::: Records supplied :::

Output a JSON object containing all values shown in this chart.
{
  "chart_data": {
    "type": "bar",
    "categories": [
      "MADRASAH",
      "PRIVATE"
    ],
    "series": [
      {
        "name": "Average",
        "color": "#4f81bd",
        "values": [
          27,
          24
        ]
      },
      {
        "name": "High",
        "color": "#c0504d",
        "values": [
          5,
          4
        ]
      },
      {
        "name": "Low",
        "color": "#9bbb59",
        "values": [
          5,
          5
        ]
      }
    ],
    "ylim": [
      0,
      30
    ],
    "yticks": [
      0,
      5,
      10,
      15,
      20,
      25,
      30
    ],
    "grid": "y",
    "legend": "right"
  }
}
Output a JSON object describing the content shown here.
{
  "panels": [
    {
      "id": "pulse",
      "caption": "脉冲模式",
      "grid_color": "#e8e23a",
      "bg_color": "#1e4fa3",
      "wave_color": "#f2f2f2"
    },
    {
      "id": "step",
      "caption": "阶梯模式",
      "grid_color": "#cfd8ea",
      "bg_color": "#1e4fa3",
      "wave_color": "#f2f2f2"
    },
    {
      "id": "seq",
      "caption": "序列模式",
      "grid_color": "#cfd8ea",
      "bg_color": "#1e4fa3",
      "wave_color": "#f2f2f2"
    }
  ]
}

:::

Among the lines of the data, identify those with the word "object". Copy each of them.

• The solution:
Output a JSON object containing all values shown in this chart.
Output a JSON object describing the content shown here.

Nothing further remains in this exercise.